Extracts from a graphics dataset:
[Begin]
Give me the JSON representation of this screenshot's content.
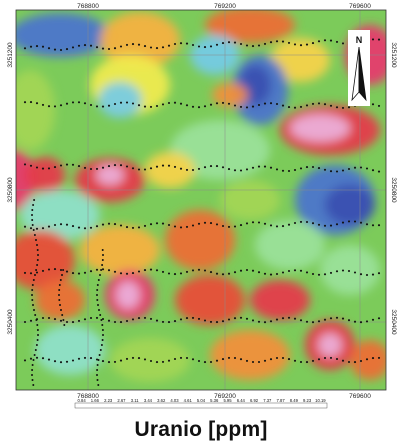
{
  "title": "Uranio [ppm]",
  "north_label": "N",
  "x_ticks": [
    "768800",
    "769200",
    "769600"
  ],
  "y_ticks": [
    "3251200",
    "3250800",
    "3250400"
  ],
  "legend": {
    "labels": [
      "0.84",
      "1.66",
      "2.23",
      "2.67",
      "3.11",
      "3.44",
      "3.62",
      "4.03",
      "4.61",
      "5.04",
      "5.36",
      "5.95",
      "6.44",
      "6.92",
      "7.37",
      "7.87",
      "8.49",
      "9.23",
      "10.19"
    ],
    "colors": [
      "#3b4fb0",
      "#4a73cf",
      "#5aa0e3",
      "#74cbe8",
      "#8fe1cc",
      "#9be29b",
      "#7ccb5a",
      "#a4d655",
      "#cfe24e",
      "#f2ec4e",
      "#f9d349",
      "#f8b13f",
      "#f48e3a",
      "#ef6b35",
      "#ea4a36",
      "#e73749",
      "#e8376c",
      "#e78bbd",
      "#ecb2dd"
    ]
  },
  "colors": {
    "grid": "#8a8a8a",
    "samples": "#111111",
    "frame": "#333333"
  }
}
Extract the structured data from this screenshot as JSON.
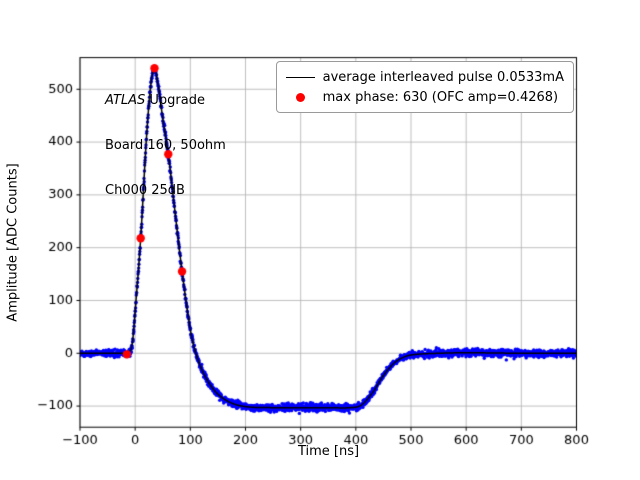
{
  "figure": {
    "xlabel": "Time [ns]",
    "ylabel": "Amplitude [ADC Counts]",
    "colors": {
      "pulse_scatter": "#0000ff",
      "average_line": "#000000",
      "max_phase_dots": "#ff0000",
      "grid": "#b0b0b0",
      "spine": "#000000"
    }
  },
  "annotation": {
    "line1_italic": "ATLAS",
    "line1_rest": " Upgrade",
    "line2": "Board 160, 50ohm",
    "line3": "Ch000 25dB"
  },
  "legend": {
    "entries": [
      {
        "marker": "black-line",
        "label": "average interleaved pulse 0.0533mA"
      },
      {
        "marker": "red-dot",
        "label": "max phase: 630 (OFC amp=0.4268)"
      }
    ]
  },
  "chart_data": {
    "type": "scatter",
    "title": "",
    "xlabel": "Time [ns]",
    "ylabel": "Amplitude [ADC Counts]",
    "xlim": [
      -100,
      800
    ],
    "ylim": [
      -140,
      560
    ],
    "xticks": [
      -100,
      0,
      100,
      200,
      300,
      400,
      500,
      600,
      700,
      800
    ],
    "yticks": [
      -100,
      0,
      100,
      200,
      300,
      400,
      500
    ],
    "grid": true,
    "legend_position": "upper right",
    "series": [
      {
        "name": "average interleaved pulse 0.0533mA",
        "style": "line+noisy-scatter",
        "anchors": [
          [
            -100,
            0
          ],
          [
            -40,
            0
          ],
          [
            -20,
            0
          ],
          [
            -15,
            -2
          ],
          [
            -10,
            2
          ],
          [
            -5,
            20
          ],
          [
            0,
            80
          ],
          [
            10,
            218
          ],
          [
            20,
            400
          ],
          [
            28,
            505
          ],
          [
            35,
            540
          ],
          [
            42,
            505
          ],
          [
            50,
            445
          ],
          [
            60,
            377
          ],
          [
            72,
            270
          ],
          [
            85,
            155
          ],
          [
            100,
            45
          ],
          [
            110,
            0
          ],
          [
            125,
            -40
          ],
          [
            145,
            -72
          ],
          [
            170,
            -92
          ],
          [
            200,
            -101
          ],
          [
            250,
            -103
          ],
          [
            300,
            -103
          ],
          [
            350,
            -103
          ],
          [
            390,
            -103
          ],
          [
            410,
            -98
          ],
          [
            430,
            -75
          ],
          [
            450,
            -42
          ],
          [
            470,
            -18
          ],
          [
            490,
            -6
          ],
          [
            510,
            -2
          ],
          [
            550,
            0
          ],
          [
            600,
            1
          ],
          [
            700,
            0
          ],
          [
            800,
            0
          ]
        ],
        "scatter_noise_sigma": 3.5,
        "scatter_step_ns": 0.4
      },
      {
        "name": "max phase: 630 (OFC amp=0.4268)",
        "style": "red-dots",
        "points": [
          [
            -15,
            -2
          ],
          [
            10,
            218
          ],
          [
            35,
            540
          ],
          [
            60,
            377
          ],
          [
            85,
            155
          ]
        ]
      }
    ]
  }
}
[End]
**Task brief**
Write out the listing above again, exactly, but with no pictures in the copy.

**Correct result**
Give me the JSON representation of this screenshot's content.
{
  "title": "Uranio [ppm]",
  "north_label": "N",
  "x_ticks": [
    "768800",
    "769200",
    "769600"
  ],
  "y_ticks": [
    "3251200",
    "3250800",
    "3250400"
  ],
  "legend": {
    "labels": [
      "0.84",
      "1.66",
      "2.23",
      "2.67",
      "3.11",
      "3.44",
      "3.62",
      "4.03",
      "4.61",
      "5.04",
      "5.36",
      "5.95",
      "6.44",
      "6.92",
      "7.37",
      "7.87",
      "8.49",
      "9.23",
      "10.19"
    ],
    "colors": [
      "#3b4fb0",
      "#4a73cf",
      "#5aa0e3",
      "#74cbe8",
      "#8fe1cc",
      "#9be29b",
      "#7ccb5a",
      "#a4d655",
      "#cfe24e",
      "#f2ec4e",
      "#f9d349",
      "#f8b13f",
      "#f48e3a",
      "#ef6b35",
      "#ea4a36",
      "#e73749",
      "#e8376c",
      "#e78bbd",
      "#ecb2dd"
    ]
  },
  "colors": {
    "grid": "#8a8a8a",
    "samples": "#111111",
    "frame": "#333333"
  }
}
Extract the structured data from this screenshot as JSON.
{
  "figure": {
    "xlabel": "Time [ns]",
    "ylabel": "Amplitude [ADC Counts]",
    "colors": {
      "pulse_scatter": "#0000ff",
      "average_line": "#000000",
      "max_phase_dots": "#ff0000",
      "grid": "#b0b0b0",
      "spine": "#000000"
    }
  },
  "annotation": {
    "line1_italic": "ATLAS",
    "line1_rest": " Upgrade",
    "line2": "Board 160, 50ohm",
    "line3": "Ch000 25dB"
  },
  "legend": {
    "entries": [
      {
        "marker": "black-line",
        "label": "average interleaved pulse 0.0533mA"
      },
      {
        "marker": "red-dot",
        "label": "max phase: 630 (OFC amp=0.4268)"
      }
    ]
  },
  "chart_data": {
    "type": "scatter",
    "title": "",
    "xlabel": "Time [ns]",
    "ylabel": "Amplitude [ADC Counts]",
    "xlim": [
      -100,
      800
    ],
    "ylim": [
      -140,
      560
    ],
    "xticks": [
      -100,
      0,
      100,
      200,
      300,
      400,
      500,
      600,
      700,
      800
    ],
    "yticks": [
      -100,
      0,
      100,
      200,
      300,
      400,
      500
    ],
    "grid": true,
    "legend_position": "upper right",
    "series": [
      {
        "name": "average interleaved pulse 0.0533mA",
        "style": "line+noisy-scatter",
        "anchors": [
          [
            -100,
            0
          ],
          [
            -40,
            0
          ],
          [
            -20,
            0
          ],
          [
            -15,
            -2
          ],
          [
            -10,
            2
          ],
          [
            -5,
            20
          ],
          [
            0,
            80
          ],
          [
            10,
            218
          ],
          [
            20,
            400
          ],
          [
            28,
            505
          ],
          [
            35,
            540
          ],
          [
            42,
            505
          ],
          [
            50,
            445
          ],
          [
            60,
            377
          ],
          [
            72,
            270
          ],
          [
            85,
            155
          ],
          [
            100,
            45
          ],
          [
            110,
            0
          ],
          [
            125,
            -40
          ],
          [
            145,
            -72
          ],
          [
            170,
            -92
          ],
          [
            200,
            -101
          ],
          [
            250,
            -103
          ],
          [
            300,
            -103
          ],
          [
            350,
            -103
          ],
          [
            390,
            -103
          ],
          [
            410,
            -98
          ],
          [
            430,
            -75
          ],
          [
            450,
            -42
          ],
          [
            470,
            -18
          ],
          [
            490,
            -6
          ],
          [
            510,
            -2
          ],
          [
            550,
            0
          ],
          [
            600,
            1
          ],
          [
            700,
            0
          ],
          [
            800,
            0
          ]
        ],
        "scatter_noise_sigma": 3.5,
        "scatter_step_ns": 0.4
      },
      {
        "name": "max phase: 630 (OFC amp=0.4268)",
        "style": "red-dots",
        "points": [
          [
            -15,
            -2
          ],
          [
            10,
            218
          ],
          [
            35,
            540
          ],
          [
            60,
            377
          ],
          [
            85,
            155
          ]
        ]
      }
    ]
  }
}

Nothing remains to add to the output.